▶ _Data for this task_:
--- begin ---
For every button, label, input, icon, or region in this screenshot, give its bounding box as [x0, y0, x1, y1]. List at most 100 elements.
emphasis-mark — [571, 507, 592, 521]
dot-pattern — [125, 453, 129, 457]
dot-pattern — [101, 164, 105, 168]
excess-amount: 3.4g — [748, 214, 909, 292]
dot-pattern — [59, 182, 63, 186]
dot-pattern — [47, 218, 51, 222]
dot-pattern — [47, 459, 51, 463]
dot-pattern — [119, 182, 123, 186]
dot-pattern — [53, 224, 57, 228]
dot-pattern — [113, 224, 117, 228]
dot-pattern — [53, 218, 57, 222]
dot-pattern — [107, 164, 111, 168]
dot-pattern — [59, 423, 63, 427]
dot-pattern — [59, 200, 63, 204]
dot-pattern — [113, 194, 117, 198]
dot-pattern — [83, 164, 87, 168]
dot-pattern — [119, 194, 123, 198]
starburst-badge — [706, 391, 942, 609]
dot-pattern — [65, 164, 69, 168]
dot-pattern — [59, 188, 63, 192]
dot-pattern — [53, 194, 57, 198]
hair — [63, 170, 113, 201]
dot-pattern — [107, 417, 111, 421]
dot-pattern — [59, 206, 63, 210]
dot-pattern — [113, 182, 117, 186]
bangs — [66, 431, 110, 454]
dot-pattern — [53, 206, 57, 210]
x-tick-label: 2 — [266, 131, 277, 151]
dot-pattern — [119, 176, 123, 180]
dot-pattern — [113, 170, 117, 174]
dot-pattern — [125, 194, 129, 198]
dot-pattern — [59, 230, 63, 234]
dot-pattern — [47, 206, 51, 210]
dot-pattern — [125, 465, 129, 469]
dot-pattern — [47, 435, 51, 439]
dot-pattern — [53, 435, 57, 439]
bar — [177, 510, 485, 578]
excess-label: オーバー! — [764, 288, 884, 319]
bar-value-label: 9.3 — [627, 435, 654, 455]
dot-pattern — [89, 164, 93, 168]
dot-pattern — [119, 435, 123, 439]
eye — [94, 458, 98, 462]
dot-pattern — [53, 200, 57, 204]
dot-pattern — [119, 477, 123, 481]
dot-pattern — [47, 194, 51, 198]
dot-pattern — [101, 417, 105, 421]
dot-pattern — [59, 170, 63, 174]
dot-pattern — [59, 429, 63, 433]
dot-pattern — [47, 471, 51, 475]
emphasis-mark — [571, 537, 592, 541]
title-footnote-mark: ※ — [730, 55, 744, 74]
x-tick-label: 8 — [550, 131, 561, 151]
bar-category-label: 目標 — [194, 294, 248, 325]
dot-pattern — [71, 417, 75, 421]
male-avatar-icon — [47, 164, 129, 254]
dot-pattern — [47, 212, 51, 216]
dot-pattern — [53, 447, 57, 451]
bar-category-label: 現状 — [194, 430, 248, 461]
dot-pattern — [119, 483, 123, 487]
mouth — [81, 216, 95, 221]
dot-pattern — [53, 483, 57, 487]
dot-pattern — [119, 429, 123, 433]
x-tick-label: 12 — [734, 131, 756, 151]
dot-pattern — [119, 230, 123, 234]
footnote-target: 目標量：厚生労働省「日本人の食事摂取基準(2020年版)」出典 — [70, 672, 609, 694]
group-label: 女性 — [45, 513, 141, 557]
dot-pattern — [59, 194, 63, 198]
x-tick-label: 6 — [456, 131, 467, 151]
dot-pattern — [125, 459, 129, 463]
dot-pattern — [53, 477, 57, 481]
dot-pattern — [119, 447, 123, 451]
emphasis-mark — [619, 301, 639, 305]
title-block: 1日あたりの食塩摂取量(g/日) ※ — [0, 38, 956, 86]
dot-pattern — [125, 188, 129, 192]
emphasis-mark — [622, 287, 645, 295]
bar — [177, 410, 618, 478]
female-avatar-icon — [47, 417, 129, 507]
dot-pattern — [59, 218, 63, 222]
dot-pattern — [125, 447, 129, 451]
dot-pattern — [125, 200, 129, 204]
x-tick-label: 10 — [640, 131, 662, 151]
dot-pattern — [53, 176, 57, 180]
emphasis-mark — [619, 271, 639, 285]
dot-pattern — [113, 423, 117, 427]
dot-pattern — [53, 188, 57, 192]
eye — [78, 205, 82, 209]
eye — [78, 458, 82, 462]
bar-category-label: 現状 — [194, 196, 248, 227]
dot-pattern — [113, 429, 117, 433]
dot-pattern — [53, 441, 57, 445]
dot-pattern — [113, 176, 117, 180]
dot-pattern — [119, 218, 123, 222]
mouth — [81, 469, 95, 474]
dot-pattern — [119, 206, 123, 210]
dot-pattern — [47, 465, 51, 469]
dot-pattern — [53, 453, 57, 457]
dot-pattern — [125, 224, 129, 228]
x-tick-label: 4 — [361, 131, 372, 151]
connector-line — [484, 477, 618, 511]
--- end ---
▶ _Task to carry out_:
Rewrite the records from the first line through the line containing "bangs — [66, 431, 110, 454]" as a Markdown table with the columns Row and Entry, numbering each line and omitting any blank lines.

▶ _Finished exercise_:
| Row | Entry |
|---|---|
| 1 | For every button, label, input, icon, or region in this screenshot, give its bounding box as [x0, y0, x1, y1]. List at most 100 elements. |
| 2 | emphasis-mark — [571, 507, 592, 521] |
| 3 | dot-pattern — [125, 453, 129, 457] |
| 4 | dot-pattern — [101, 164, 105, 168] |
| 5 | excess-amount: 3.4g — [748, 214, 909, 292] |
| 6 | dot-pattern — [59, 182, 63, 186] |
| 7 | dot-pattern — [47, 218, 51, 222] |
| 8 | dot-pattern — [47, 459, 51, 463] |
| 9 | dot-pattern — [119, 182, 123, 186] |
| 10 | dot-pattern — [53, 224, 57, 228] |
| 11 | dot-pattern — [113, 224, 117, 228] |
| 12 | dot-pattern — [53, 218, 57, 222] |
| 13 | dot-pattern — [107, 164, 111, 168] |
| 14 | dot-pattern — [59, 423, 63, 427] |
| 15 | dot-pattern — [59, 200, 63, 204] |
| 16 | dot-pattern — [113, 194, 117, 198] |
| 17 | dot-pattern — [83, 164, 87, 168] |
| 18 | dot-pattern — [119, 194, 123, 198] |
| 19 | starburst-badge — [706, 391, 942, 609] |
| 20 | dot-pattern — [65, 164, 69, 168] |
| 21 | dot-pattern — [59, 188, 63, 192] |
| 22 | dot-pattern — [53, 194, 57, 198] |
| 23 | hair — [63, 170, 113, 201] |
| 24 | dot-pattern — [107, 417, 111, 421] |
| 25 | dot-pattern — [59, 206, 63, 210] |
| 26 | dot-pattern — [113, 182, 117, 186] |
| 27 | bangs — [66, 431, 110, 454] |